• **What is required**
Could you reproduce the data below, swapping every "terminal-line" for "console-line" and leaving everything else as it is?

** Start **

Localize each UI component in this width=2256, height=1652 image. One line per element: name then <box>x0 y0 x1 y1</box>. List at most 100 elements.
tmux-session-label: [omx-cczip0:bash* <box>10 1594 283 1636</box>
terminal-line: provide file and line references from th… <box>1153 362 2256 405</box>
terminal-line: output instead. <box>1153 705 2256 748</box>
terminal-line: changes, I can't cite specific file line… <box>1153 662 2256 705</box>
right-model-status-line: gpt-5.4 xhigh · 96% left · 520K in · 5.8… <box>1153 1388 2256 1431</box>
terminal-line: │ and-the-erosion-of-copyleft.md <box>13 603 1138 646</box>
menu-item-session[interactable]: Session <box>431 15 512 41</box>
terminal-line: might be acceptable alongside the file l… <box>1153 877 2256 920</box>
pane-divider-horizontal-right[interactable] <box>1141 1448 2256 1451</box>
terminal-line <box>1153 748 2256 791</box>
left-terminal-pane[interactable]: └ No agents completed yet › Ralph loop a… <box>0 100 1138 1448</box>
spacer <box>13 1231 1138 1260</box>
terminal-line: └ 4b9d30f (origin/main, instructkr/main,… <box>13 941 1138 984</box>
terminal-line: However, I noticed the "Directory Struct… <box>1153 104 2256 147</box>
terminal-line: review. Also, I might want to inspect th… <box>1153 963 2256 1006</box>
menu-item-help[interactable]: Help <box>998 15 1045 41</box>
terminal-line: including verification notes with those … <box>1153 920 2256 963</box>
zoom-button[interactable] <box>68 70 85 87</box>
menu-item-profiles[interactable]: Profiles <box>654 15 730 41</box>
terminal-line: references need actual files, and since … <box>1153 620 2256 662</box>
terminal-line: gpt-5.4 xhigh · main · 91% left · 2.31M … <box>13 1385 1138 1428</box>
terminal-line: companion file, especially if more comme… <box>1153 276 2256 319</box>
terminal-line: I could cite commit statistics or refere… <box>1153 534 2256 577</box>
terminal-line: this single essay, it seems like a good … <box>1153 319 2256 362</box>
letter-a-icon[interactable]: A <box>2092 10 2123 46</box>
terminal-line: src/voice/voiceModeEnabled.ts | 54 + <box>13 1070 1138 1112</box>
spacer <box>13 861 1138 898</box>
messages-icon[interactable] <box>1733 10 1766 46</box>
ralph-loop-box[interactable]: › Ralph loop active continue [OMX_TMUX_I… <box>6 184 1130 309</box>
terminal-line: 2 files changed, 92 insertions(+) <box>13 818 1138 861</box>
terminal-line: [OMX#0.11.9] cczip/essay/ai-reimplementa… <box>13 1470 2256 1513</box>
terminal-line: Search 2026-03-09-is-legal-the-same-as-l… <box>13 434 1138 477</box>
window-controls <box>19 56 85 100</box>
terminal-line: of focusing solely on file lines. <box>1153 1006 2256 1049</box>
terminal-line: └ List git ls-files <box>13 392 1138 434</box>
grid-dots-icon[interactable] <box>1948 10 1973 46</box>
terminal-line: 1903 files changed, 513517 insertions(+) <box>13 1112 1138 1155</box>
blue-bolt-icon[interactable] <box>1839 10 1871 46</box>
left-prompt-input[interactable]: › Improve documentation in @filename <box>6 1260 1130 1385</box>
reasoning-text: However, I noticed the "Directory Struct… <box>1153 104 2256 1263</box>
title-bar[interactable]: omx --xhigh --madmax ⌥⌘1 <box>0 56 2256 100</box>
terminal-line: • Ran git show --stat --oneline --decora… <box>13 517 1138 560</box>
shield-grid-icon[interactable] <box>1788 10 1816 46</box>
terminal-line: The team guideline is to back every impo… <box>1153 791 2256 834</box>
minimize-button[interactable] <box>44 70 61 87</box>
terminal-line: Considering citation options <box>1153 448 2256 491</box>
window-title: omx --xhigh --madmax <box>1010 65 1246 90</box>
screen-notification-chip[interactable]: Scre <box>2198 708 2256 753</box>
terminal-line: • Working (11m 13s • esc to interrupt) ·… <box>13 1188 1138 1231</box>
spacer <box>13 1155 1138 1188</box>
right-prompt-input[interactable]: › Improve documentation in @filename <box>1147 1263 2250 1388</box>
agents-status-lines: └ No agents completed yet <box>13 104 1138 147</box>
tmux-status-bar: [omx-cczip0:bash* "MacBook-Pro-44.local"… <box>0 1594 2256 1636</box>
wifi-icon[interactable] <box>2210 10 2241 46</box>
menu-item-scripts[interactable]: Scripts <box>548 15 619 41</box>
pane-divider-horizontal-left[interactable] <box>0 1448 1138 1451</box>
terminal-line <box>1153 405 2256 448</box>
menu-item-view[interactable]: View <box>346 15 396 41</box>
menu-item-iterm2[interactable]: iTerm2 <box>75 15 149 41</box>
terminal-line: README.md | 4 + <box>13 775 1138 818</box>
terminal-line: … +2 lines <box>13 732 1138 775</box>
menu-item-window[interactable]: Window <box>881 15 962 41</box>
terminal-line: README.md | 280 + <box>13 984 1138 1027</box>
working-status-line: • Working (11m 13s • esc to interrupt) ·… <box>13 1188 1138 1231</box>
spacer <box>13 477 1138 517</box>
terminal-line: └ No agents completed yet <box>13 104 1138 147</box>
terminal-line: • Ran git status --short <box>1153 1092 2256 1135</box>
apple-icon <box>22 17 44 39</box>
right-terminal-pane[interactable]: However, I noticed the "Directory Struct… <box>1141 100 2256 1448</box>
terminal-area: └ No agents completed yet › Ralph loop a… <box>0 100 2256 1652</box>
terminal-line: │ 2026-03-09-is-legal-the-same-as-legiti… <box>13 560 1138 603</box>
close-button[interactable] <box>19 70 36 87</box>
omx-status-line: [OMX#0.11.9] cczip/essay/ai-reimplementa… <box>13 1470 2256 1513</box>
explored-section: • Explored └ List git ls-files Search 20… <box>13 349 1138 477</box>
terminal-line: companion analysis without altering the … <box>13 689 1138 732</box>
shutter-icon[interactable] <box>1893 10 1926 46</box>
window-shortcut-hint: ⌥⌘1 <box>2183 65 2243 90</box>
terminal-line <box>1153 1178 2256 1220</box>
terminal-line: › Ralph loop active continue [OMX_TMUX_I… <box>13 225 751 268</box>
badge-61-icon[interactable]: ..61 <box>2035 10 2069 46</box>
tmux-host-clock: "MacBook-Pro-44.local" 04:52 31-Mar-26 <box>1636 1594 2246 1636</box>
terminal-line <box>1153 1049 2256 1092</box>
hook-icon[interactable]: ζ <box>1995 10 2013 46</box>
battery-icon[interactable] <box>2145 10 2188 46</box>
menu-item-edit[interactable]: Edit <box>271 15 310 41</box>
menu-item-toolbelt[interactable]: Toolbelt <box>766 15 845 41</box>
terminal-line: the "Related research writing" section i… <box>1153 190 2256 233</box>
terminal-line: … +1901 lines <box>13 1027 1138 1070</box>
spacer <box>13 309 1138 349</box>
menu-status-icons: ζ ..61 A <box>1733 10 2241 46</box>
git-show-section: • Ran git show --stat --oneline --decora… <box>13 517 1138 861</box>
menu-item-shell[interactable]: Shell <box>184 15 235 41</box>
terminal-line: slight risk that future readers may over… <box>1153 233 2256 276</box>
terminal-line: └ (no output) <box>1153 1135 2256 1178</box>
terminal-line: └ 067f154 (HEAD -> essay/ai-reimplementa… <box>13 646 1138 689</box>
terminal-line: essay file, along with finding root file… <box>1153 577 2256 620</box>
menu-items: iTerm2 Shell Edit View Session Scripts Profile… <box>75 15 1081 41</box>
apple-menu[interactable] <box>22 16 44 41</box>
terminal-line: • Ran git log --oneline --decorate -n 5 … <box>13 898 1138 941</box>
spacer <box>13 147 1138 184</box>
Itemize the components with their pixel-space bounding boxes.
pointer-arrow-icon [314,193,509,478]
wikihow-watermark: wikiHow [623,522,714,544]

** End **

• **The output**
Localize each UI component in this width=2256, height=1652 image. One line per element: name then <box>x0 y0 x1 y1</box>. List at most 100 elements.
tmux-session-label: [omx-cczip0:bash* <box>10 1594 283 1636</box>
console-line: provide file and line references from th… <box>1153 362 2256 405</box>
console-line: output instead. <box>1153 705 2256 748</box>
console-line: changes, I can't cite specific file line… <box>1153 662 2256 705</box>
right-model-status-line: gpt-5.4 xhigh · 96% left · 520K in · 5.8… <box>1153 1388 2256 1431</box>
console-line: │ and-the-erosion-of-copyleft.md <box>13 603 1138 646</box>
menu-item-session[interactable]: Session <box>431 15 512 41</box>
console-line: might be acceptable alongside the file l… <box>1153 877 2256 920</box>
pane-divider-horizontal-right[interactable] <box>1141 1448 2256 1451</box>
console-line <box>1153 748 2256 791</box>
left-terminal-pane[interactable]: └ No agents completed yet › Ralph loop a… <box>0 100 1138 1448</box>
spacer <box>13 1231 1138 1260</box>
console-line: └ 4b9d30f (origin/main, instructkr/main,… <box>13 941 1138 984</box>
console-line: However, I noticed the "Directory Struct… <box>1153 104 2256 147</box>
console-line: review. Also, I might want to inspect th… <box>1153 963 2256 1006</box>
menu-item-help[interactable]: Help <box>998 15 1045 41</box>
console-line: including verification notes with those … <box>1153 920 2256 963</box>
zoom-button[interactable] <box>68 70 85 87</box>
menu-item-profiles[interactable]: Profiles <box>654 15 730 41</box>
console-line: references need actual files, and since … <box>1153 620 2256 662</box>
console-line: gpt-5.4 xhigh · main · 91% left · 2.31M … <box>13 1385 1138 1428</box>
console-line: companion file, especially if more comme… <box>1153 276 2256 319</box>
console-line: I could cite commit statistics or refere… <box>1153 534 2256 577</box>
console-line: this single essay, it seems like a good … <box>1153 319 2256 362</box>
letter-a-icon[interactable]: A <box>2092 10 2123 46</box>
console-line: src/voice/voiceModeEnabled.ts | 54 + <box>13 1070 1138 1112</box>
spacer <box>13 861 1138 898</box>
messages-icon[interactable] <box>1733 10 1766 46</box>
ralph-loop-box[interactable]: › Ralph loop active continue [OMX_TMUX_I… <box>6 184 1130 309</box>
console-line: 2 files changed, 92 insertions(+) <box>13 818 1138 861</box>
console-line: [OMX#0.11.9] cczip/essay/ai-reimplementa… <box>13 1470 2256 1513</box>
console-line: Search 2026-03-09-is-legal-the-same-as-l… <box>13 434 1138 477</box>
window-controls <box>19 56 85 100</box>
console-line: of focusing solely on file lines. <box>1153 1006 2256 1049</box>
console-line: └ List git ls-files <box>13 392 1138 434</box>
grid-dots-icon[interactable] <box>1948 10 1973 46</box>
console-line: 1903 files changed, 513517 insertions(+) <box>13 1112 1138 1155</box>
blue-bolt-icon[interactable] <box>1839 10 1871 46</box>
left-prompt-input[interactable]: › Improve documentation in @filename <box>6 1260 1130 1385</box>
reasoning-text: However, I noticed the "Directory Struct… <box>1153 104 2256 1263</box>
title-bar[interactable]: omx --xhigh --madmax ⌥⌘1 <box>0 56 2256 100</box>
console-line: • Ran git show --stat --oneline --decora… <box>13 517 1138 560</box>
shield-grid-icon[interactable] <box>1788 10 1816 46</box>
console-line: The team guideline is to back every impo… <box>1153 791 2256 834</box>
minimize-button[interactable] <box>44 70 61 87</box>
console-line: Considering citation options <box>1153 448 2256 491</box>
window-title: omx --xhigh --madmax <box>1010 65 1246 90</box>
screen-notification-chip[interactable]: Scre <box>2198 708 2256 753</box>
console-line: • Working (11m 13s • esc to interrupt) ·… <box>13 1188 1138 1231</box>
spacer <box>13 1155 1138 1188</box>
right-prompt-input[interactable]: › Improve documentation in @filename <box>1147 1263 2250 1388</box>
agents-status-lines: └ No agents completed yet <box>13 104 1138 147</box>
tmux-status-bar: [omx-cczip0:bash* "MacBook-Pro-44.local"… <box>0 1594 2256 1636</box>
wifi-icon[interactable] <box>2210 10 2241 46</box>
menu-item-scripts[interactable]: Scripts <box>548 15 619 41</box>
pane-divider-horizontal-left[interactable] <box>0 1448 1138 1451</box>
console-line <box>1153 405 2256 448</box>
menu-item-view[interactable]: View <box>346 15 396 41</box>
menu-item-iterm2[interactable]: iTerm2 <box>75 15 149 41</box>
console-line: README.md | 4 + <box>13 775 1138 818</box>
console-line: … +2 lines <box>13 732 1138 775</box>
menu-item-window[interactable]: Window <box>881 15 962 41</box>
console-line: README.md | 280 + <box>13 984 1138 1027</box>
working-status-line: • Working (11m 13s • esc to interrupt) ·… <box>13 1188 1138 1231</box>
spacer <box>13 477 1138 517</box>
console-line: └ No agents completed yet <box>13 104 1138 147</box>
console-line: • Ran git status --short <box>1153 1092 2256 1135</box>
apple-icon <box>22 17 44 39</box>
right-terminal-pane[interactable]: However, I noticed the "Directory Struct… <box>1141 100 2256 1448</box>
terminal-area: └ No agents completed yet › Ralph loop a… <box>0 100 2256 1652</box>
console-line: │ 2026-03-09-is-legal-the-same-as-legiti… <box>13 560 1138 603</box>
close-button[interactable] <box>19 70 36 87</box>
omx-status-line: [OMX#0.11.9] cczip/essay/ai-reimplementa… <box>13 1470 2256 1513</box>
explored-section: • Explored └ List git ls-files Search 20… <box>13 349 1138 477</box>
console-line: companion analysis without altering the … <box>13 689 1138 732</box>
shutter-icon[interactable] <box>1893 10 1926 46</box>
window-shortcut-hint: ⌥⌘1 <box>2183 65 2243 90</box>
console-line <box>1153 1178 2256 1220</box>
console-line: › Ralph loop active continue [OMX_TMUX_I… <box>13 225 751 268</box>
badge-61-icon[interactable]: ..61 <box>2035 10 2069 46</box>
tmux-host-clock: "MacBook-Pro-44.local" 04:52 31-Mar-26 <box>1636 1594 2246 1636</box>
console-line <box>1153 1049 2256 1092</box>
hook-icon[interactable]: ζ <box>1995 10 2013 46</box>
battery-icon[interactable] <box>2145 10 2188 46</box>
menu-item-edit[interactable]: Edit <box>271 15 310 41</box>
menu-item-toolbelt[interactable]: Toolbelt <box>766 15 845 41</box>
console-line: the "Related research writing" section i… <box>1153 190 2256 233</box>
console-line: … +1901 lines <box>13 1027 1138 1070</box>
spacer <box>13 309 1138 349</box>
menu-status-icons: ζ ..61 A <box>1733 10 2241 46</box>
git-show-section: • Ran git show --stat --oneline --decora… <box>13 517 1138 861</box>
menu-item-shell[interactable]: Shell <box>184 15 235 41</box>
console-line: slight risk that future readers may over… <box>1153 233 2256 276</box>
console-line: └ (no output) <box>1153 1135 2256 1178</box>
console-line: └ 067f154 (HEAD -> essay/ai-reimplementa… <box>13 646 1138 689</box>
console-line: essay file, along with finding root file… <box>1153 577 2256 620</box>
menu-items: iTerm2 Shell Edit View Session Scripts Profile… <box>75 15 1081 41</box>
apple-menu[interactable] <box>22 16 44 41</box>
console-line: • Ran git log --oneline --decorate -n 5 … <box>13 898 1138 941</box>
spacer <box>13 147 1138 184</box>
Itemize the components with their pixel-space bounding boxes.
pointer-arrow-icon [314,193,509,478]
wikihow-watermark: wikiHow [623,522,714,544]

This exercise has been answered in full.